*Source records:*
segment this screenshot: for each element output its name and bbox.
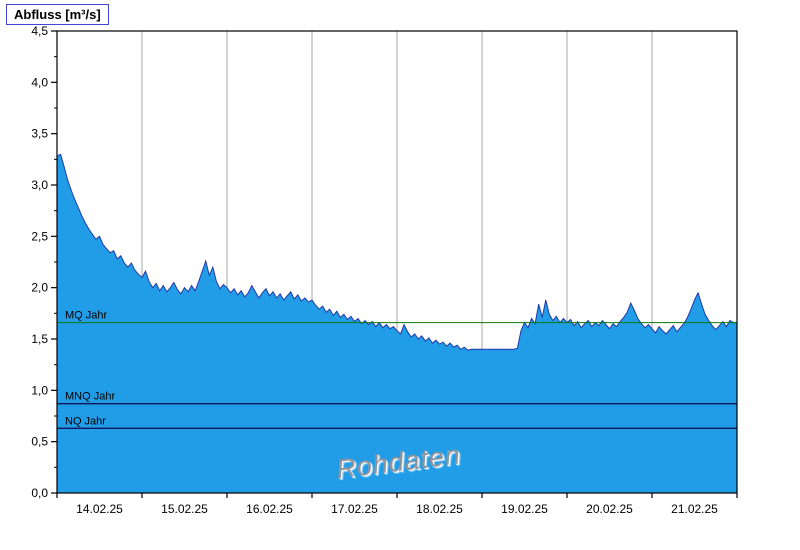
reference-label: MNQ Jahr (65, 391, 115, 403)
chart-title: Abfluss [m³/s] (6, 4, 109, 25)
x-tick-label: 14.02.25 (76, 502, 123, 516)
x-tick-label: 20.02.25 (586, 502, 633, 516)
y-tick-label: 4,5 (31, 24, 48, 38)
y-tick-label: 1,5 (31, 332, 48, 346)
x-tick-label: 16.02.25 (246, 502, 293, 516)
x-tick-label: 17.02.25 (331, 502, 378, 516)
y-tick-label: 4,0 (31, 75, 48, 89)
y-tick-label: 2,0 (31, 281, 48, 295)
reference-label: MQ Jahr (65, 310, 108, 322)
reference-label: NQ Jahr (65, 415, 106, 427)
x-tick-label: 15.02.25 (161, 502, 208, 516)
y-tick-label: 0,5 (31, 435, 48, 449)
x-tick-label: 19.02.25 (501, 502, 548, 516)
y-tick-label: 1,0 (31, 383, 48, 397)
y-tick-label: 3,5 (31, 127, 48, 141)
x-tick-label: 21.02.25 (671, 502, 718, 516)
y-tick-label: 2,5 (31, 229, 48, 243)
x-tick-label: 18.02.25 (416, 502, 463, 516)
y-tick-label: 0,0 (31, 486, 48, 500)
y-tick-label: 3,0 (31, 178, 48, 192)
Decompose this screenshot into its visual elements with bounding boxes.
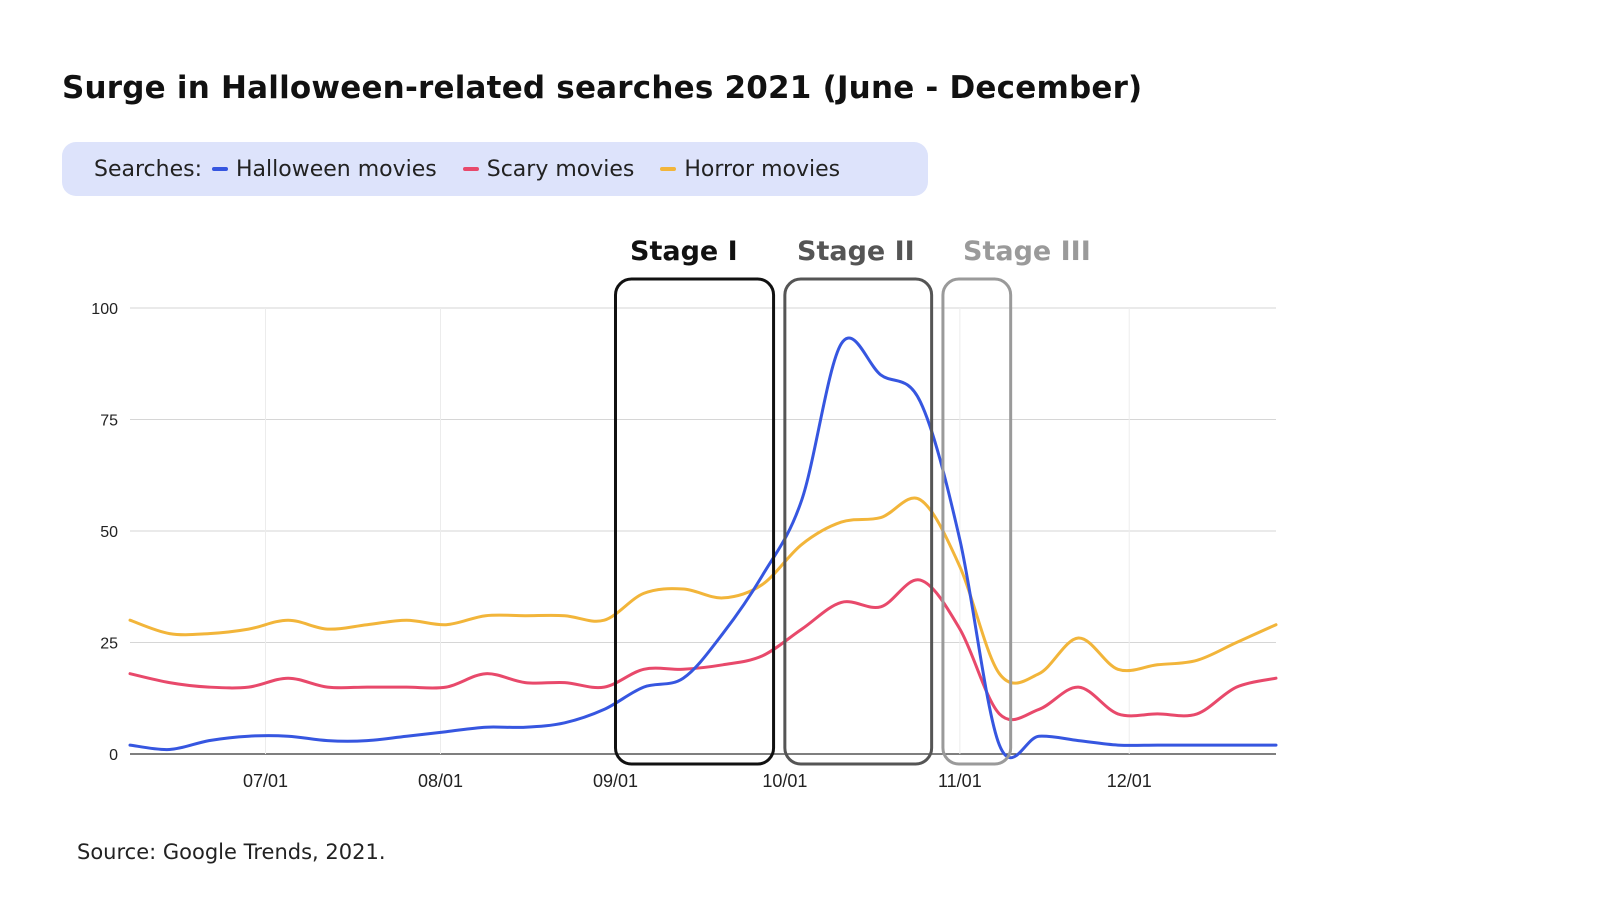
x-tick-label: 09/01 (593, 771, 638, 791)
legend-label: Halloween movies (236, 156, 437, 182)
stage-label-3: Stage III (963, 236, 1091, 267)
y-tick-label: 100 (91, 301, 118, 318)
series-line-scary-movies (128, 578, 1278, 722)
series-line-halloween-movies (128, 336, 1278, 760)
legend-label: Scary movies (486, 156, 635, 182)
legend-lead: Searches: (94, 156, 202, 182)
y-tick-label: 0 (109, 747, 118, 764)
legend-swatch (660, 167, 677, 171)
x-tick-label: 11/01 (938, 771, 982, 791)
x-tick-label: 12/01 (1107, 771, 1152, 791)
legend-item-horror-movies: Horror movies (660, 157, 840, 182)
x-tick-label: 07/01 (243, 771, 288, 791)
stage-label-2: Stage II (797, 236, 915, 267)
series-line-horror-movies (128, 496, 1278, 685)
stage-label-1: Stage I (630, 236, 738, 267)
y-tick-label: 50 (100, 524, 118, 541)
x-tick-label: 08/01 (418, 771, 463, 791)
legend-item-scary-movies: Scary movies (462, 156, 635, 182)
legend: Searches: Halloween movies Scary movies … (62, 142, 928, 196)
legend-label: Horror movies (684, 156, 841, 182)
legend-swatch (462, 167, 479, 171)
stage-box-3 (941, 277, 1013, 766)
y-tick-label: 75 (100, 413, 118, 430)
stage-box-2 (783, 277, 934, 766)
legend-item-halloween-movies: Halloween movies (212, 157, 437, 182)
legend-swatch (212, 167, 228, 171)
x-tick-label: 10/01 (762, 771, 807, 791)
stage-box-1 (613, 277, 776, 766)
source-note: Source: Google Trends, 2021. (77, 840, 386, 864)
y-tick-label: 25 (100, 636, 118, 653)
chart-title: Surge in Halloween-related searches 2021… (62, 70, 1143, 106)
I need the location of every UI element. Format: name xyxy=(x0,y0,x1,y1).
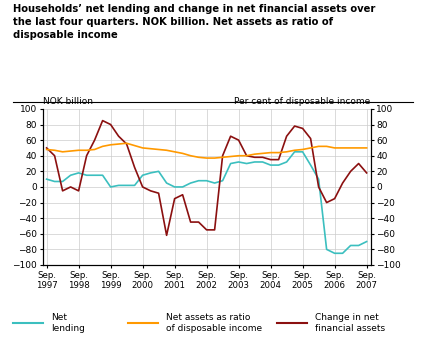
Text: Households’ net lending and change in net financial assets over
the last four qu: Households’ net lending and change in ne… xyxy=(13,4,375,40)
Text: Net
lending: Net lending xyxy=(51,313,85,333)
Text: NOK billion: NOK billion xyxy=(43,97,92,106)
Text: Change in net
financial assets: Change in net financial assets xyxy=(315,313,386,333)
Text: Net assets as ratio
of disposable income: Net assets as ratio of disposable income xyxy=(166,313,262,333)
Text: Per cent of disposable income: Per cent of disposable income xyxy=(234,97,371,106)
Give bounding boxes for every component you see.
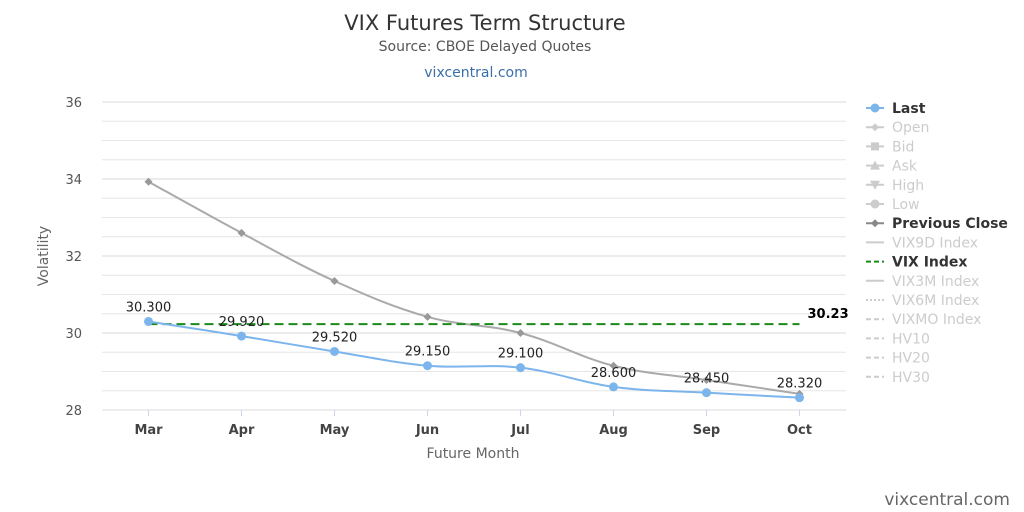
- legend-item-bid[interactable]: Bid: [866, 139, 914, 155]
- legend-item-vix3m-index[interactable]: VIX3M Index: [866, 274, 979, 290]
- legend-label: HV20: [892, 351, 930, 367]
- legend-item-vix6m-index[interactable]: VIX6M Index: [866, 293, 979, 309]
- legend-item-ask[interactable]: Ask: [866, 159, 918, 175]
- grid-lines: [102, 101, 846, 411]
- previous-close-point[interactable]: [144, 177, 153, 186]
- previous-close-point[interactable]: [330, 277, 339, 286]
- legend-item-high[interactable]: High: [866, 178, 924, 194]
- legend-label: High: [892, 178, 924, 194]
- legend-label: Ask: [892, 159, 918, 175]
- series-line-last: [148, 320, 800, 399]
- legend-label: VIX Index: [892, 255, 967, 271]
- legend-item-vix-index[interactable]: VIX Index: [866, 255, 967, 271]
- last-point[interactable]: [516, 363, 525, 373]
- source-link[interactable]: vixcentral.com: [424, 65, 527, 81]
- legend-label: VIX9D Index: [892, 235, 978, 251]
- last-point[interactable]: [795, 393, 804, 403]
- legend-item-low[interactable]: Low: [866, 197, 920, 213]
- last-point[interactable]: [609, 382, 618, 392]
- legend-label: VIX6M Index: [892, 293, 979, 309]
- y-tick-label: 34: [65, 173, 82, 188]
- series-line-previous-close: [148, 180, 800, 395]
- x-axis-label: Future Month: [427, 446, 520, 462]
- legend-label: HV10: [892, 331, 930, 347]
- x-tick-label: Apr: [229, 423, 255, 438]
- legend-label: Last: [892, 101, 926, 117]
- y-axis-ticks: 28 30 32 34 36: [65, 96, 82, 419]
- y-tick-label: 28: [65, 404, 82, 419]
- last-point[interactable]: [144, 316, 153, 326]
- x-tick-label: Jul: [510, 423, 530, 438]
- previous-close-point[interactable]: [702, 375, 711, 384]
- last-data-label: 30.300: [126, 300, 172, 315]
- y-tick-label: 32: [65, 250, 82, 265]
- last-point[interactable]: [423, 361, 432, 371]
- legend-item-open[interactable]: Open: [866, 120, 929, 136]
- legend-item-vix9d-index[interactable]: VIX9D Index: [866, 235, 978, 251]
- legend-label: Bid: [892, 139, 914, 155]
- last-data-label: 29.150: [405, 345, 451, 360]
- last-data-label: 29.920: [219, 315, 265, 330]
- legend-item-hv30[interactable]: HV30: [866, 370, 930, 386]
- chart-title: VIX Futures Term Structure: [344, 11, 625, 35]
- previous-close-point[interactable]: [423, 312, 432, 321]
- legend: Last Open Bid Ask High Low Previous Close VIX9D…: [866, 101, 1008, 386]
- legend-label: Low: [892, 197, 920, 213]
- x-tick-label: Sep: [693, 423, 721, 438]
- x-tick-label: May: [320, 423, 350, 438]
- y-tick-label: 30: [65, 327, 82, 342]
- last-data-label: 29.520: [312, 330, 358, 345]
- previous-close-point[interactable]: [516, 329, 525, 337]
- last-point[interactable]: [330, 346, 339, 356]
- last-data-label: 28.600: [591, 366, 637, 381]
- legend-label: Open: [892, 120, 929, 136]
- x-tick-label: Aug: [599, 423, 628, 438]
- last-point[interactable]: [237, 331, 246, 341]
- legend-item-hv10[interactable]: HV10: [866, 331, 930, 347]
- last-point[interactable]: [702, 388, 711, 398]
- series-layer: 30.23 30.300 29.920 29.520 29.150 29.100 28.60…: [126, 177, 849, 403]
- chart-subtitle: Source: CBOE Delayed Quotes: [379, 39, 592, 55]
- y-tick-label: 36: [65, 96, 82, 111]
- x-axis-ticks: Mar Apr May Jun Jul Aug Sep Oct: [134, 410, 812, 438]
- vix-index-label: 30.23: [808, 307, 849, 322]
- x-tick-label: Oct: [787, 423, 812, 438]
- watermark: vixcentral.com: [884, 490, 1010, 510]
- x-tick-label: Mar: [134, 423, 163, 438]
- previous-close-point[interactable]: [237, 228, 246, 237]
- previous-close-point[interactable]: [609, 361, 618, 370]
- x-tick-label: Jun: [415, 423, 439, 438]
- last-data-label: 28.450: [684, 372, 730, 387]
- y-axis-label: Volatility: [36, 226, 52, 286]
- legend-item-last[interactable]: Last: [866, 101, 926, 117]
- legend-label: VIXMO Index: [892, 312, 981, 328]
- legend-item-hv20[interactable]: HV20: [866, 351, 930, 367]
- last-data-label: 29.100: [498, 347, 544, 362]
- legend-label: Previous Close: [892, 216, 1008, 232]
- legend-label: HV30: [892, 370, 930, 386]
- last-data-label: 28.320: [777, 377, 823, 392]
- legend-item-vixmo-index[interactable]: VIXMO Index: [866, 312, 981, 328]
- legend-item-previous-close[interactable]: Previous Close: [866, 216, 1008, 232]
- legend-label: VIX3M Index: [892, 274, 979, 290]
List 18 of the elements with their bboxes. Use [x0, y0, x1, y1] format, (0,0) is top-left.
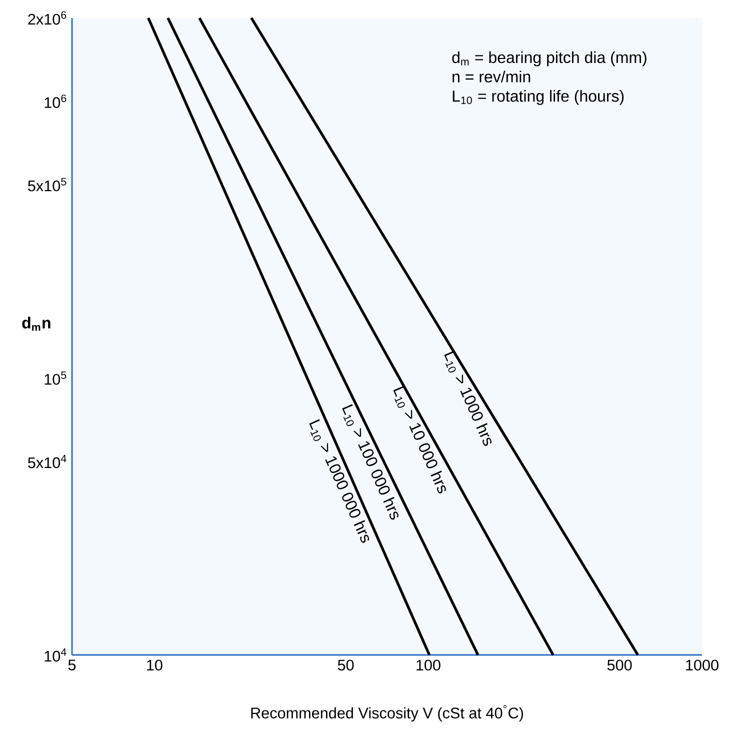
y-tick-label: 10$^{6}$ — [44, 94, 66, 108]
y-tick-label: 10$^{4}$ — [44, 648, 66, 662]
x-tick-label: 5 — [68, 660, 76, 670]
y-tick-label: 2x10$^{6}$ — [28, 11, 66, 25]
x-tick-label: 500 — [607, 660, 632, 671]
y-tick-label: 5x10$^{5}$ — [28, 178, 66, 192]
x-axis-title: Recommended Viscosity V (cSt at 40$^{°}$C) — [251, 705, 524, 722]
annotation: n = rev/min — [452, 70, 530, 82]
x-tick-label: 50 — [338, 660, 354, 671]
text: d$_{m}$n — [22, 316, 50, 331]
x-tick-label: 100 — [416, 660, 440, 671]
annotation: d$_{m}$ = bearing pitch dia (mm) — [452, 51, 646, 66]
annotation: L$_{10}$ > 10 000 hrs — [393, 386, 446, 494]
y-tick-label: 5x10$^{4}$ — [28, 454, 66, 468]
annotation: L$_{10}$ = rotating life (hours) — [452, 90, 624, 105]
x-tick-label: 1000 — [686, 660, 718, 671]
x-tick-label: 10 — [147, 660, 162, 671]
y-tick-label: 10$^{5}$ — [44, 371, 66, 385]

*Task details:* Find each line of the records above that contains the string "annotation" with matching case, and copy every such line in full.

*Expected output:*
annotation: n = rev/min — [452, 70, 530, 82]
annotation: d$_{m}$ = bearing pitch dia (mm) — [452, 51, 646, 66]
annotation: L$_{10}$ > 10 000 hrs — [393, 386, 446, 494]
annotation: L$_{10}$ = rotating life (hours) — [452, 90, 624, 105]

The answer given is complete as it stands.